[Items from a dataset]
## Start

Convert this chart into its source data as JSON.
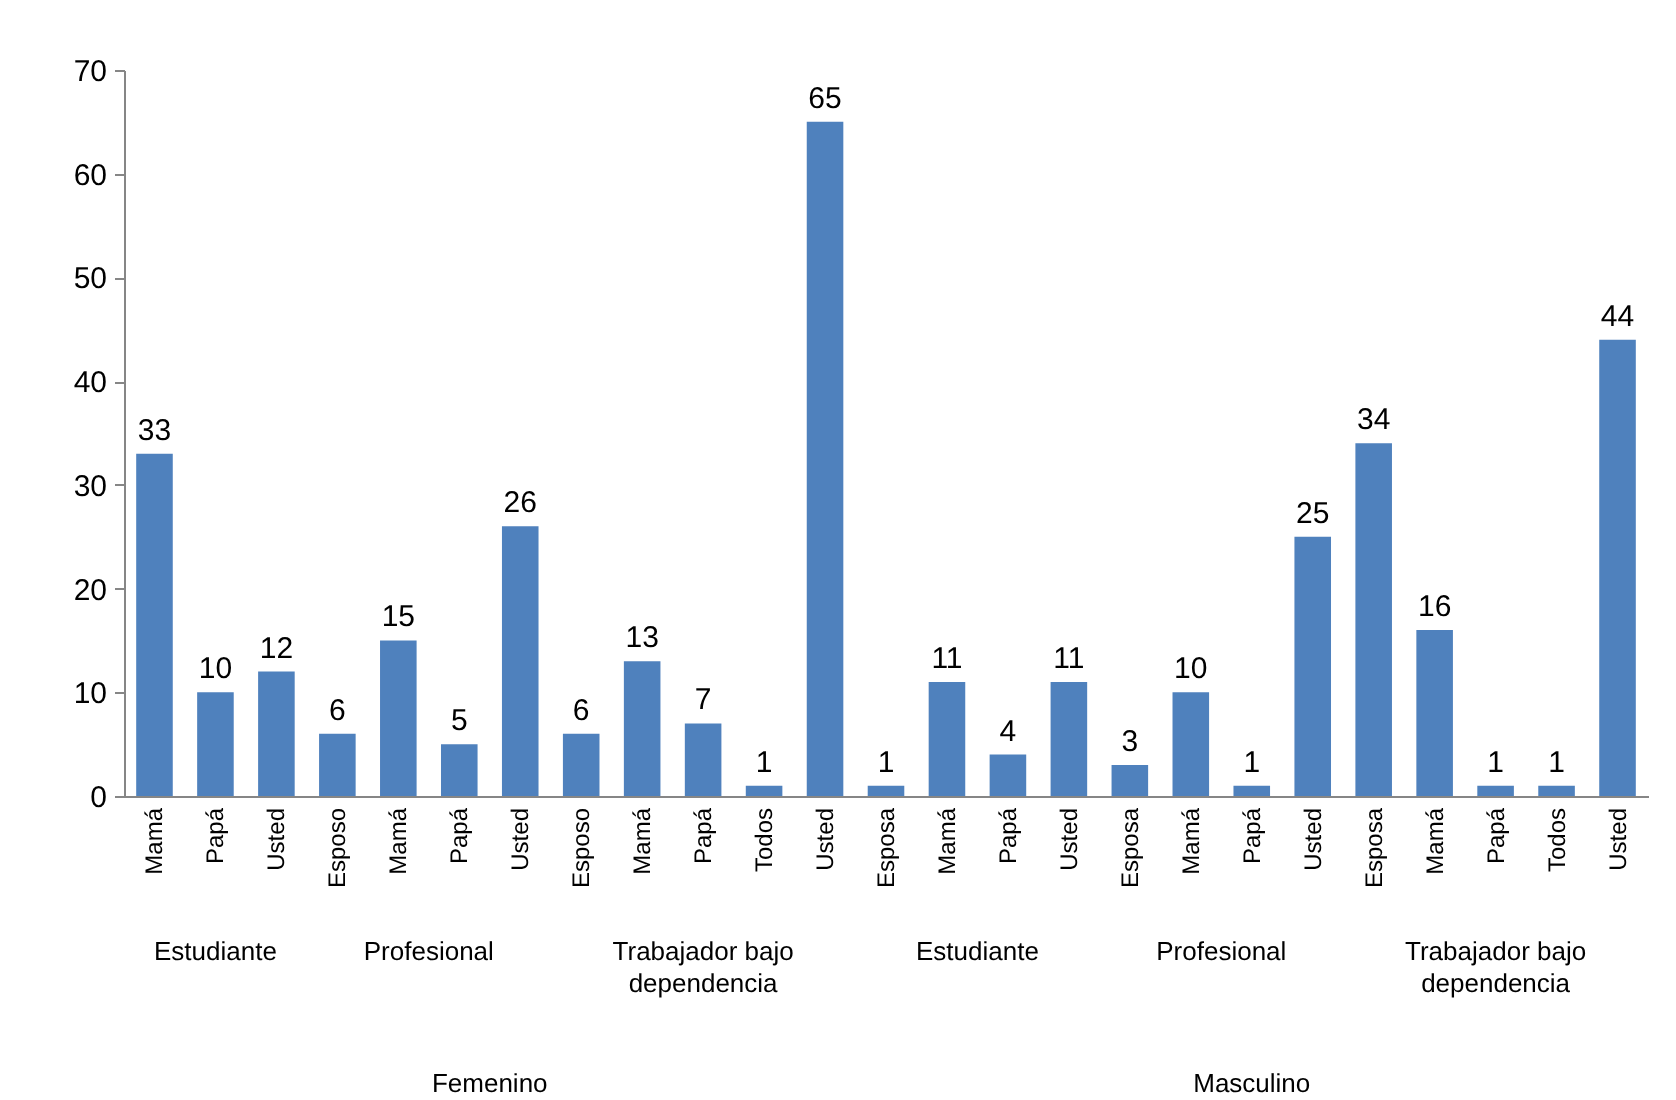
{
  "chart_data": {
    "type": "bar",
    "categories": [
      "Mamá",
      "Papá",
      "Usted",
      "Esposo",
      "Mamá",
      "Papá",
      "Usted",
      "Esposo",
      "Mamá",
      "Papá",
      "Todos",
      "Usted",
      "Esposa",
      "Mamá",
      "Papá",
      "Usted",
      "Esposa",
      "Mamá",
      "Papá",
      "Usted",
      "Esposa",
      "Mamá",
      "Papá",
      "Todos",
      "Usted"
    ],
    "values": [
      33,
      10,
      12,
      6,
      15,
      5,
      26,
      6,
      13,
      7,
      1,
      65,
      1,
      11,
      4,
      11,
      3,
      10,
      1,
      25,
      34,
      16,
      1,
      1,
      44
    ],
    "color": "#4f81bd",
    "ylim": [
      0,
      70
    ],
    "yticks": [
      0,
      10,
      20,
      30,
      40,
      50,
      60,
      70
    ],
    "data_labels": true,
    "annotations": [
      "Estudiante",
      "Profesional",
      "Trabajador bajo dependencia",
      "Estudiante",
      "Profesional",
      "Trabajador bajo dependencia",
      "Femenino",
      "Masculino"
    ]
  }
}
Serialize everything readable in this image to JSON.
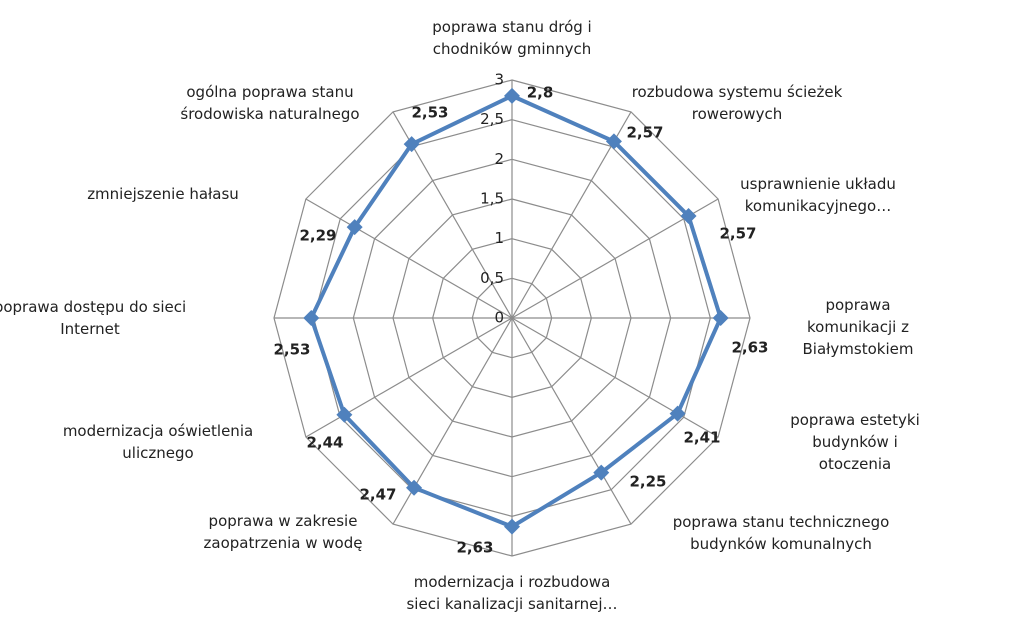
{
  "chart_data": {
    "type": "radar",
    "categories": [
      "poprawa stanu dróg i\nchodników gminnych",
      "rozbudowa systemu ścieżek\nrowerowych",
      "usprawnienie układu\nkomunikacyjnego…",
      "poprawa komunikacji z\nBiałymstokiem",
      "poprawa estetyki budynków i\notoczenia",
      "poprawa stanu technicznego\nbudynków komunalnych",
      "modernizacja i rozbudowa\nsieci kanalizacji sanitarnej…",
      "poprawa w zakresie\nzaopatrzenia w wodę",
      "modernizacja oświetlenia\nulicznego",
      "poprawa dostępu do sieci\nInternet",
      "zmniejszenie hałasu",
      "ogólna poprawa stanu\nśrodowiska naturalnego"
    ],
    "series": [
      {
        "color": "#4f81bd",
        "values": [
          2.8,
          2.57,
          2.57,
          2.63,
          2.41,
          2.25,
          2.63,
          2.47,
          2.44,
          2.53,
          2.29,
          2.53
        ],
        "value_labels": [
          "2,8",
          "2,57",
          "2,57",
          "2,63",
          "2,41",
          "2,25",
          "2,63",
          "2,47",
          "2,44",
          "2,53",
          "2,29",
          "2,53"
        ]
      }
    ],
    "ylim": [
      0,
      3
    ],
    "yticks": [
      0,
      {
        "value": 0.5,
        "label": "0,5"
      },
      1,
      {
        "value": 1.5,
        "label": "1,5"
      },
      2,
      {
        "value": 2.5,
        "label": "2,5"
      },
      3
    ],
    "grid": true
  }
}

## End
## Start

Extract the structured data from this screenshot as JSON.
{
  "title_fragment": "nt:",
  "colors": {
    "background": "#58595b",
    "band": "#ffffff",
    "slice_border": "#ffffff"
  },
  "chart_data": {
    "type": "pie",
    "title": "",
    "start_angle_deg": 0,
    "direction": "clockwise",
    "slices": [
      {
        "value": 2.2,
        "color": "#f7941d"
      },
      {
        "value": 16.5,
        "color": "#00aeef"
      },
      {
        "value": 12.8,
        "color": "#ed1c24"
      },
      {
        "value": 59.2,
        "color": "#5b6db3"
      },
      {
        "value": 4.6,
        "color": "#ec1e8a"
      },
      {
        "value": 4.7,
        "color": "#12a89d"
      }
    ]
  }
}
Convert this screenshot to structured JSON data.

## End
## Start

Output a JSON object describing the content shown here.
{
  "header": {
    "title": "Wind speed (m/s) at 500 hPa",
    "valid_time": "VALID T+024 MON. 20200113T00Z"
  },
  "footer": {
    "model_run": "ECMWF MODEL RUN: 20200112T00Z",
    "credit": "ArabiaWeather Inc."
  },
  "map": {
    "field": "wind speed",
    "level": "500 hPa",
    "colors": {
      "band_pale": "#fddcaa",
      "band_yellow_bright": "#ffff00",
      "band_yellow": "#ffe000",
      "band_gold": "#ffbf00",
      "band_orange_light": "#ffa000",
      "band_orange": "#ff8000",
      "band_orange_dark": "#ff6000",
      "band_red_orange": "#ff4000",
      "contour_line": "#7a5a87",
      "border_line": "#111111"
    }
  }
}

## End

• [GOAL OF THE EXERCISE] In the listing above, find the line with "Extract the structured" and the line with "Convert this screenshot", then print exactly those lines and every line between them.

• [SOLUTION TO THIS EXERCISE]
Extract the structured data from this screenshot as JSON.
{
  "title_fragment": "nt:",
  "colors": {
    "background": "#58595b",
    "band": "#ffffff",
    "slice_border": "#ffffff"
  },
  "chart_data": {
    "type": "pie",
    "title": "",
    "start_angle_deg": 0,
    "direction": "clockwise",
    "slices": [
      {
        "value": 2.2,
        "color": "#f7941d"
      },
      {
        "value": 16.5,
        "color": "#00aeef"
      },
      {
        "value": 12.8,
        "color": "#ed1c24"
      },
      {
        "value": 59.2,
        "color": "#5b6db3"
      },
      {
        "value": 4.6,
        "color": "#ec1e8a"
      },
      {
        "value": 4.7,
        "color": "#12a89d"
      }
    ]
  }
}
Convert this screenshot to structured JSON data.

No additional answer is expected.